- [Goal of the exercise] Comb the records below for the string "sebuah" and copy each line where it turns up.

- [Provided information]
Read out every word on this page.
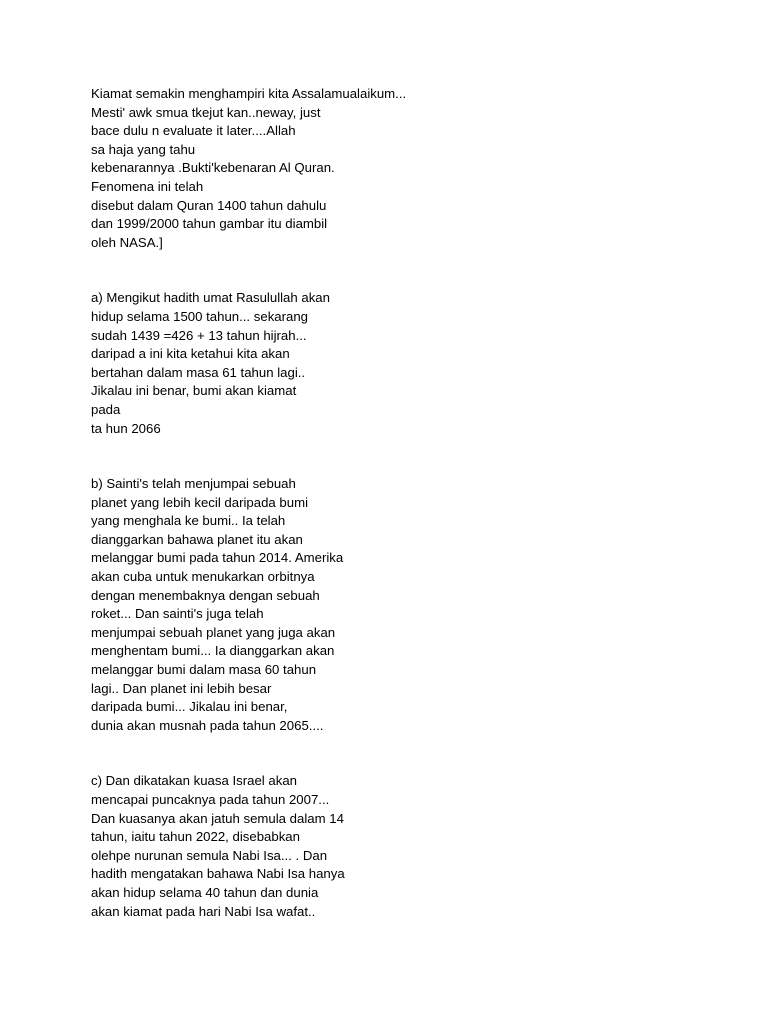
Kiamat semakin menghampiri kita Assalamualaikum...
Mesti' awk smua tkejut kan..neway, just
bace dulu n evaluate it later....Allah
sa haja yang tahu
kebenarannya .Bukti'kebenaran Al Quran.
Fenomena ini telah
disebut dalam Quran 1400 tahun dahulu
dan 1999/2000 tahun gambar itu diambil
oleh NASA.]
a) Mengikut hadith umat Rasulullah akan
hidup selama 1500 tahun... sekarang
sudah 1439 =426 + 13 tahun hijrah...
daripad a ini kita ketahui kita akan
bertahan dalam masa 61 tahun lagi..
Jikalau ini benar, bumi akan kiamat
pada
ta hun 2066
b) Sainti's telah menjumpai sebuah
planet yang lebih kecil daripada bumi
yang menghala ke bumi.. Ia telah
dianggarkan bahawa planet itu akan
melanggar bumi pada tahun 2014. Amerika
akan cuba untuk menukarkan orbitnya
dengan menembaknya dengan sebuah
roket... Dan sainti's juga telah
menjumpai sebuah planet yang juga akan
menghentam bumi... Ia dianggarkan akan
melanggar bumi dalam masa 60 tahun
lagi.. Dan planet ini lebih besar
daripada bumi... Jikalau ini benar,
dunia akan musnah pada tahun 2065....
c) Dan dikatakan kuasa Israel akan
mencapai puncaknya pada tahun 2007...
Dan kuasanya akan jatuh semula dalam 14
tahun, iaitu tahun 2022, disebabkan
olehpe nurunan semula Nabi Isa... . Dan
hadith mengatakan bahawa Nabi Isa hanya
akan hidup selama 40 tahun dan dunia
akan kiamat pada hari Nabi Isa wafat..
==
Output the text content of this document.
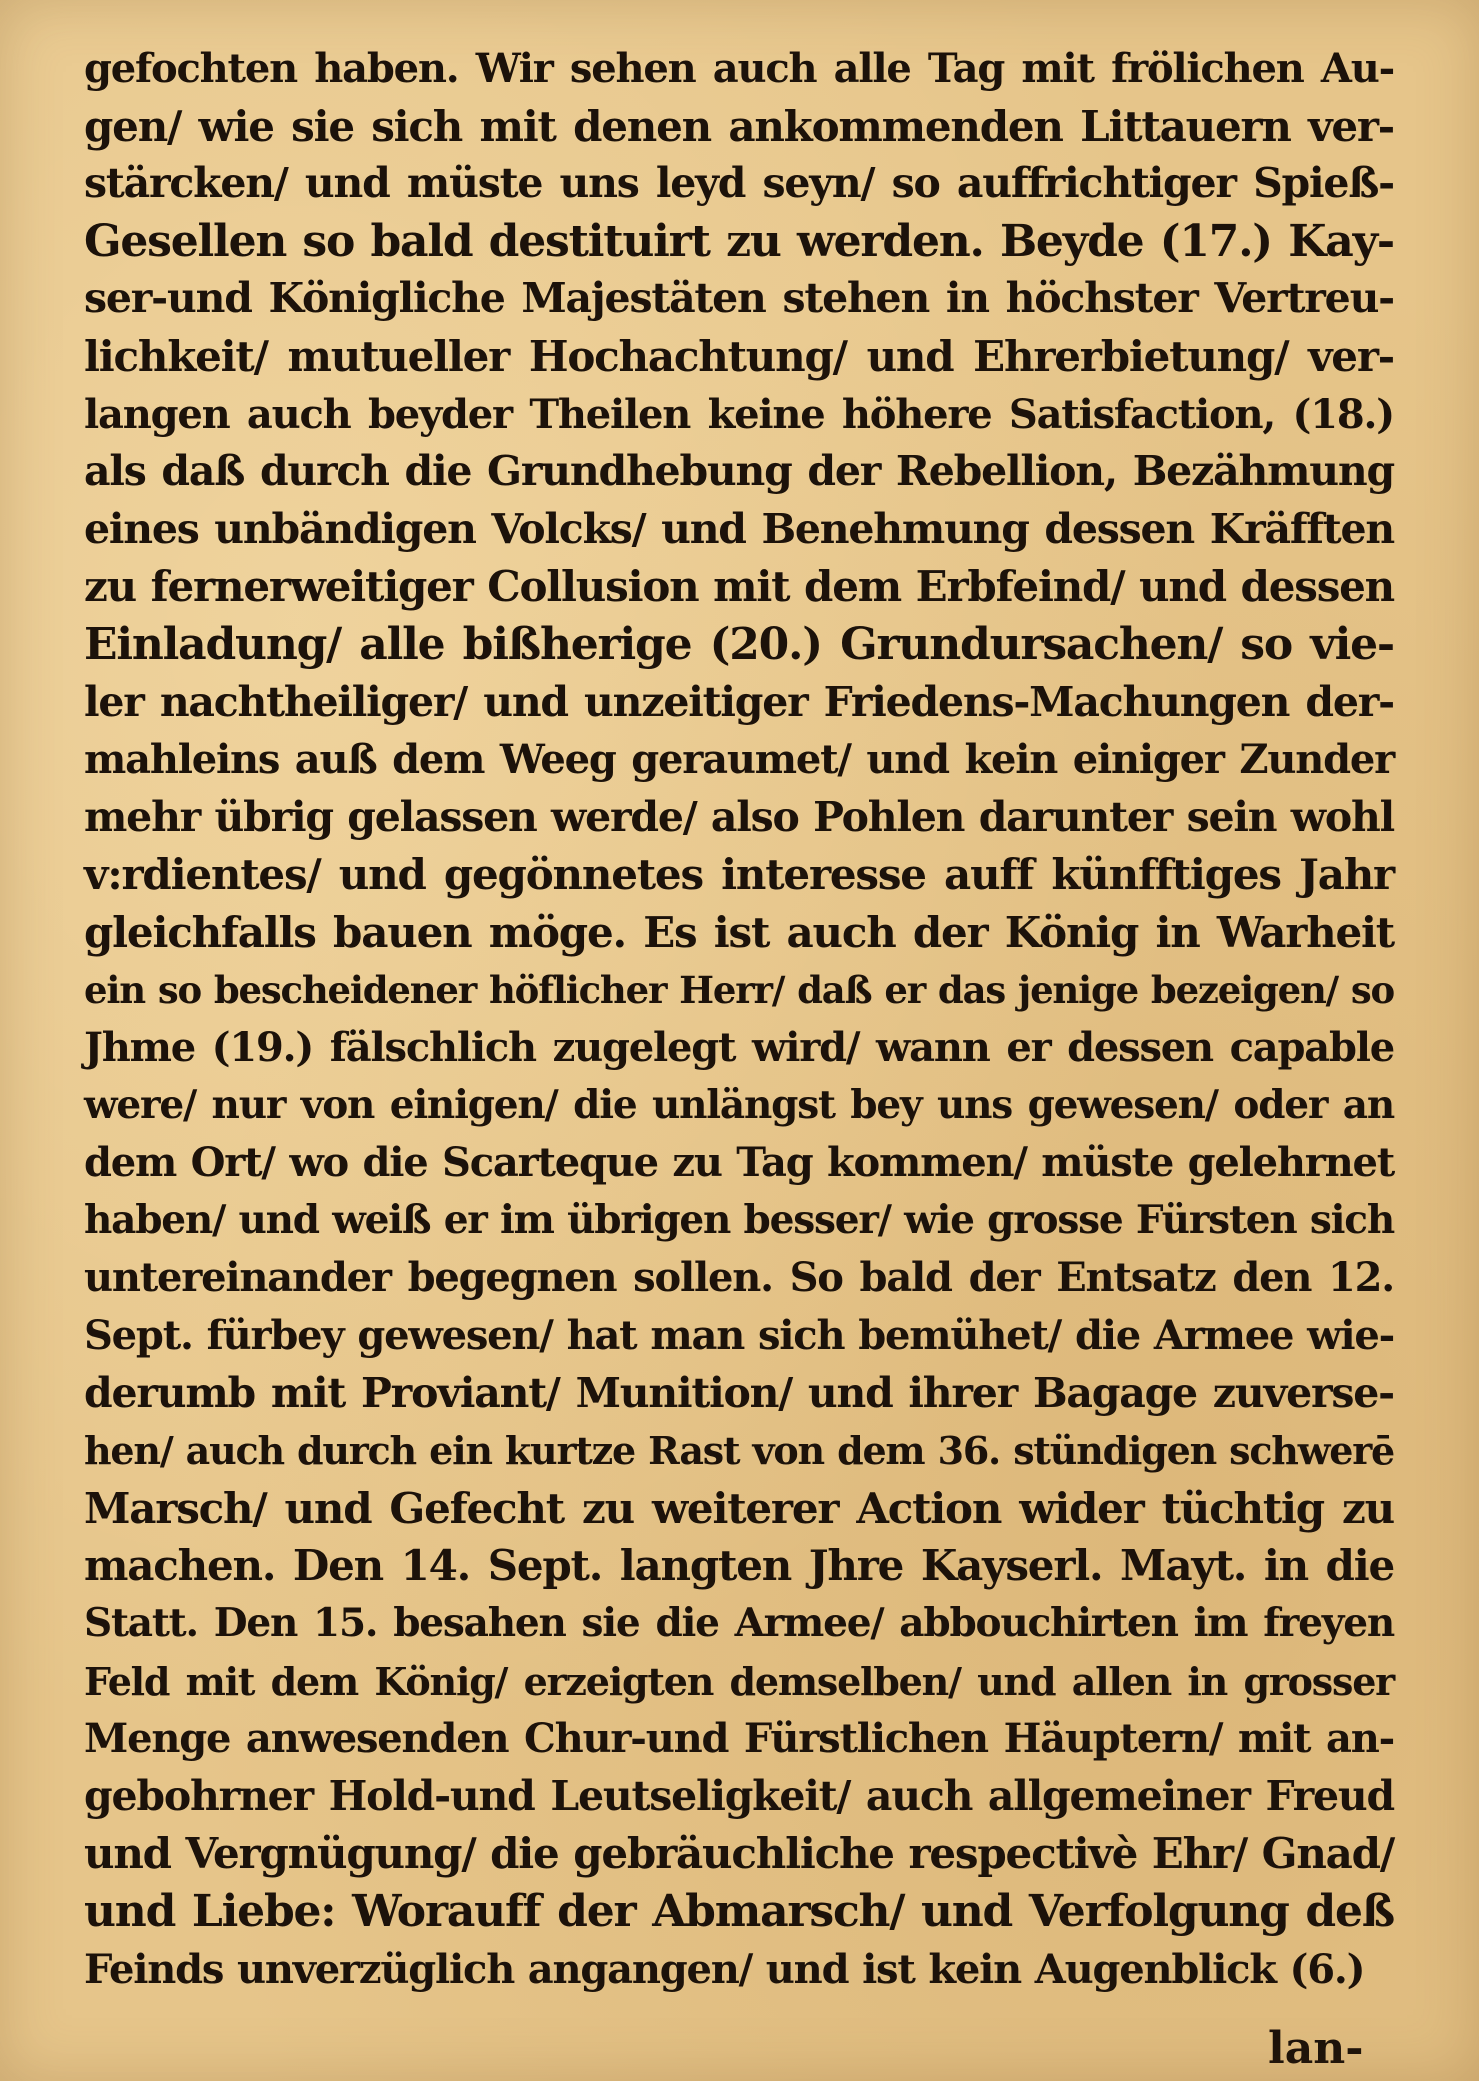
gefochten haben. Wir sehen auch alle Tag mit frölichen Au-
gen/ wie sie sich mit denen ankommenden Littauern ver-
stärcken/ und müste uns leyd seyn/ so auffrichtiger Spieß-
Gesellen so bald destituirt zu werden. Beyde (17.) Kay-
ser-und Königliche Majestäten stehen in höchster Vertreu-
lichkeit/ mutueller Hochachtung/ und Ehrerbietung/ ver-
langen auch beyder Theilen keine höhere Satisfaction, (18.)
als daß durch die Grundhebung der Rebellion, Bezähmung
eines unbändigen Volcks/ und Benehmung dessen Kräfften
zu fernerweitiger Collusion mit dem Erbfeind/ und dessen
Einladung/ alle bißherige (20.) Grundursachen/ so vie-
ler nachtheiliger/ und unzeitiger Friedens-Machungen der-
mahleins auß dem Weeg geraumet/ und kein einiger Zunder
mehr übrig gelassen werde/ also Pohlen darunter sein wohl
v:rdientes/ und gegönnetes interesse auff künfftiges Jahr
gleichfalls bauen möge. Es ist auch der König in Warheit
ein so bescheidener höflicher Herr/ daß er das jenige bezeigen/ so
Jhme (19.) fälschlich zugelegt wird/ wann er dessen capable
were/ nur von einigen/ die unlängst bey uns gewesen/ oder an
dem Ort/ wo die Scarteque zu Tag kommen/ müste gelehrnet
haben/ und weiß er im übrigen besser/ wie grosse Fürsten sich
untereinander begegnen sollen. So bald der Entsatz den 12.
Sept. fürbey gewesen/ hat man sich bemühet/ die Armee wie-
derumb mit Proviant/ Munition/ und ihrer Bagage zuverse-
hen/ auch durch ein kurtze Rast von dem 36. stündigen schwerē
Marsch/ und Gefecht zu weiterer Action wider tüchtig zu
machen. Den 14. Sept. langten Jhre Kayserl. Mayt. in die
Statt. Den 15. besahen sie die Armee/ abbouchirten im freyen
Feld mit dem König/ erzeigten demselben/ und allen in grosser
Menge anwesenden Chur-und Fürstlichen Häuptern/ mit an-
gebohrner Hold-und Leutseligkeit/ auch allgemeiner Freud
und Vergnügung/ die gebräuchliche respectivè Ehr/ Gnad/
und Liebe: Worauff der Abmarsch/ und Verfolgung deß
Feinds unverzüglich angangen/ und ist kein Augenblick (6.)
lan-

- [Exercise solution]
b) Sainti's telah menjumpai sebuah
dengan menembaknya dengan sebuah
menjumpai sebuah planet yang juga akan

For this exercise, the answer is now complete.